* Prompt: Copy nothing but the text: repeat each entry exactly and drop the images.

* Material supplied:
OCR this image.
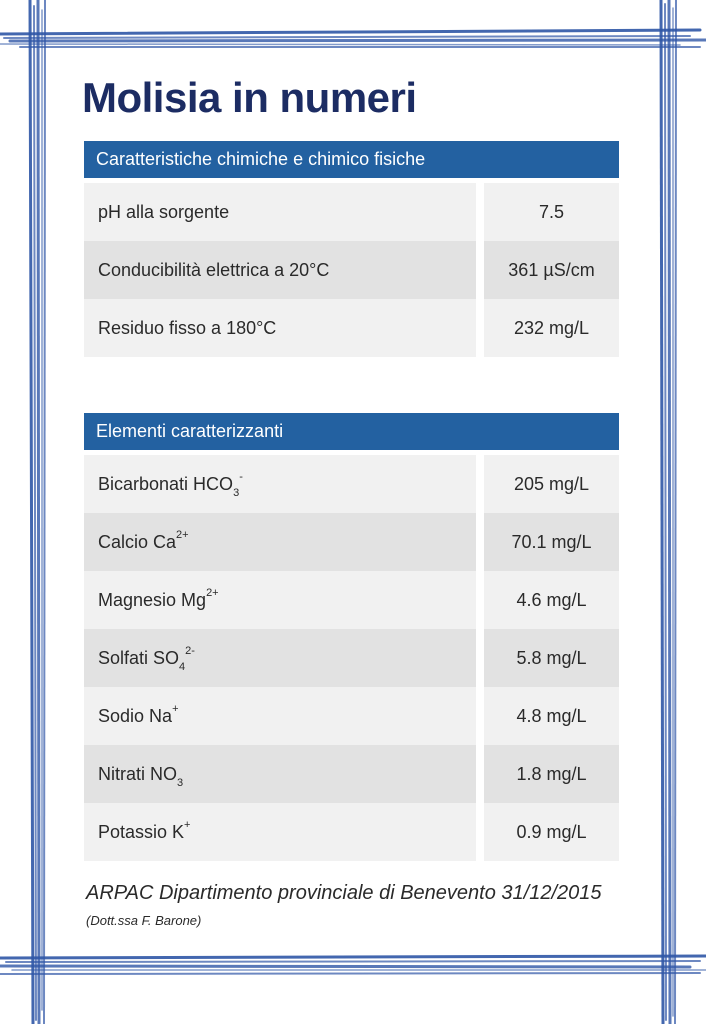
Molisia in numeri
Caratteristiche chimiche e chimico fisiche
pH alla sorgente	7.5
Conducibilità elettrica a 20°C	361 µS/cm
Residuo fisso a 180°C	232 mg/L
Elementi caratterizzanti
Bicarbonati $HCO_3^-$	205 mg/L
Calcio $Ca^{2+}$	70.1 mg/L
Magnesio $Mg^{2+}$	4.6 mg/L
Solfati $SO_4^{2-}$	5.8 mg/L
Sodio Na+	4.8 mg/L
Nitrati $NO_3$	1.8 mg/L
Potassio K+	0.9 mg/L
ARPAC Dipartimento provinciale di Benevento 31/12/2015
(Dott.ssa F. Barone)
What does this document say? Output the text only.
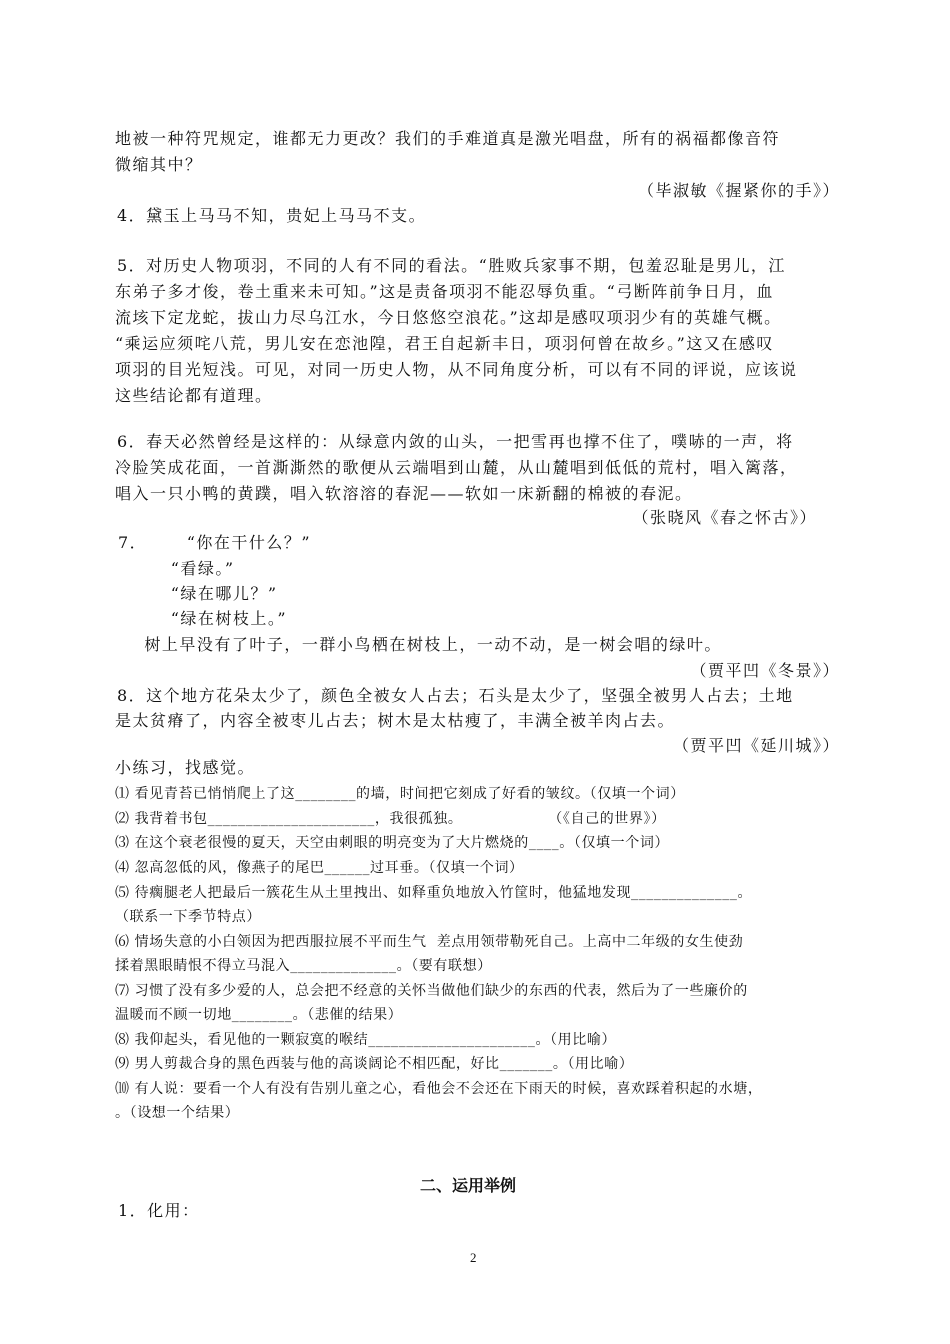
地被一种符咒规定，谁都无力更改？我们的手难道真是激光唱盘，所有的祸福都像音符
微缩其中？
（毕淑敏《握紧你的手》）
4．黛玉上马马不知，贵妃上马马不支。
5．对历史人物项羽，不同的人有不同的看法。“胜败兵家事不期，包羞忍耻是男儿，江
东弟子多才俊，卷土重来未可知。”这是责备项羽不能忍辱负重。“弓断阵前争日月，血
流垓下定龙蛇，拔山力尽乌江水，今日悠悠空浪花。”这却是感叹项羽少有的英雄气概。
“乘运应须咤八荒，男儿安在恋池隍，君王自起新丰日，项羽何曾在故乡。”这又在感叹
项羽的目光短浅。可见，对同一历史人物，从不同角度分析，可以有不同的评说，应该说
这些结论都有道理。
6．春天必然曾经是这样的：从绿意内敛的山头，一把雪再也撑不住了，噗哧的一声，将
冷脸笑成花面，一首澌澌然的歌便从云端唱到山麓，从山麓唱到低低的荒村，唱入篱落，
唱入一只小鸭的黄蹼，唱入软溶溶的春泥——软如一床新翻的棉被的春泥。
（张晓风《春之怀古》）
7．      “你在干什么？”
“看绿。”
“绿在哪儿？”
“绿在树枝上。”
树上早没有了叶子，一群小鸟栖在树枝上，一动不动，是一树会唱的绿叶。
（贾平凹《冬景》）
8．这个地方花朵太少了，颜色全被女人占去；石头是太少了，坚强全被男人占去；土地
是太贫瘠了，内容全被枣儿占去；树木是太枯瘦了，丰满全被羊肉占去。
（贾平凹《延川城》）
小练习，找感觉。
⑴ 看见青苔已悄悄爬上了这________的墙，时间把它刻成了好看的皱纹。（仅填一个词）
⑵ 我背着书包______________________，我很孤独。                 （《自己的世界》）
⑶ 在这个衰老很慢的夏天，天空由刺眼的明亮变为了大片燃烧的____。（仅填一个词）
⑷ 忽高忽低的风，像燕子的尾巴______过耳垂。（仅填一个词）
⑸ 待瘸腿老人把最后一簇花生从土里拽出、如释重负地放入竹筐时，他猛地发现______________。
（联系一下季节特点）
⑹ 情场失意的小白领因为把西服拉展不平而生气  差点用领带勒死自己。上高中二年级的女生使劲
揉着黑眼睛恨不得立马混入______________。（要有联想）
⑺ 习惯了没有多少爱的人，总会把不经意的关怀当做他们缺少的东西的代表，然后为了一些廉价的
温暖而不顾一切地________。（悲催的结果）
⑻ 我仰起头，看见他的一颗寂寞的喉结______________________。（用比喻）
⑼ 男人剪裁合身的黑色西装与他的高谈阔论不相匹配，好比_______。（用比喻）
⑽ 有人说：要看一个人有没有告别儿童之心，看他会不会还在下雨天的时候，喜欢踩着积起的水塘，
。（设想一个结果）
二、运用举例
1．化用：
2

* Solution to the exercise:
OCR this image.
Molisia in numeri
Caratteristiche chimiche e chimico fisiche
pH alla sorgente	7.5
Conducibilità elettrica a 20°C	361 µS/cm
Residuo fisso a 180°C	232 mg/L
Elementi caratterizzanti
Bicarbonati $HCO_3^-$	205 mg/L
Calcio $Ca^{2+}$	70.1 mg/L
Magnesio $Mg^{2+}$	4.6 mg/L
Solfati $SO_4^{2-}$	5.8 mg/L
Sodio Na+	4.8 mg/L
Nitrati $NO_3$	1.8 mg/L
Potassio K+	0.9 mg/L
ARPAC Dipartimento provinciale di Benevento 31/12/2015
(Dott.ssa F. Barone)
What does this document say? Output the text only.
地被一种符咒规定，谁都无力更改？我们的手难道真是激光唱盘，所有的祸福都像音符
微缩其中？
（毕淑敏《握紧你的手》）
4．黛玉上马马不知，贵妃上马马不支。
5．对历史人物项羽，不同的人有不同的看法。“胜败兵家事不期，包羞忍耻是男儿，江
东弟子多才俊，卷土重来未可知。”这是责备项羽不能忍辱负重。“弓断阵前争日月，血
流垓下定龙蛇，拔山力尽乌江水，今日悠悠空浪花。”这却是感叹项羽少有的英雄气概。
“乘运应须咤八荒，男儿安在恋池隍，君王自起新丰日，项羽何曾在故乡。”这又在感叹
项羽的目光短浅。可见，对同一历史人物，从不同角度分析，可以有不同的评说，应该说
这些结论都有道理。
6．春天必然曾经是这样的：从绿意内敛的山头，一把雪再也撑不住了，噗哧的一声，将
冷脸笑成花面，一首澌澌然的歌便从云端唱到山麓，从山麓唱到低低的荒村，唱入篱落，
唱入一只小鸭的黄蹼，唱入软溶溶的春泥——软如一床新翻的棉被的春泥。
（张晓风《春之怀古》）
7．      “你在干什么？”
“看绿。”
“绿在哪儿？”
“绿在树枝上。”
树上早没有了叶子，一群小鸟栖在树枝上，一动不动，是一树会唱的绿叶。
（贾平凹《冬景》）
8．这个地方花朵太少了，颜色全被女人占去；石头是太少了，坚强全被男人占去；土地
是太贫瘠了，内容全被枣儿占去；树木是太枯瘦了，丰满全被羊肉占去。
（贾平凹《延川城》）
小练习，找感觉。
⑴ 看见青苔已悄悄爬上了这________的墙，时间把它刻成了好看的皱纹。（仅填一个词）
⑵ 我背着书包______________________，我很孤独。                 （《自己的世界》）
⑶ 在这个衰老很慢的夏天，天空由刺眼的明亮变为了大片燃烧的____。（仅填一个词）
⑷ 忽高忽低的风，像燕子的尾巴______过耳垂。（仅填一个词）
⑸ 待瘸腿老人把最后一簇花生从土里拽出、如释重负地放入竹筐时，他猛地发现______________。
（联系一下季节特点）
⑹ 情场失意的小白领因为把西服拉展不平而生气  差点用领带勒死自己。上高中二年级的女生使劲
揉着黑眼睛恨不得立马混入______________。（要有联想）
⑺ 习惯了没有多少爱的人，总会把不经意的关怀当做他们缺少的东西的代表，然后为了一些廉价的
温暖而不顾一切地________。（悲催的结果）
⑻ 我仰起头，看见他的一颗寂寞的喉结______________________。（用比喻）
⑼ 男人剪裁合身的黑色西装与他的高谈阔论不相匹配，好比_______。（用比喻）
⑽ 有人说：要看一个人有没有告别儿童之心，看他会不会还在下雨天的时候，喜欢踩着积起的水塘，
。（设想一个结果）
二、运用举例
1．化用：
2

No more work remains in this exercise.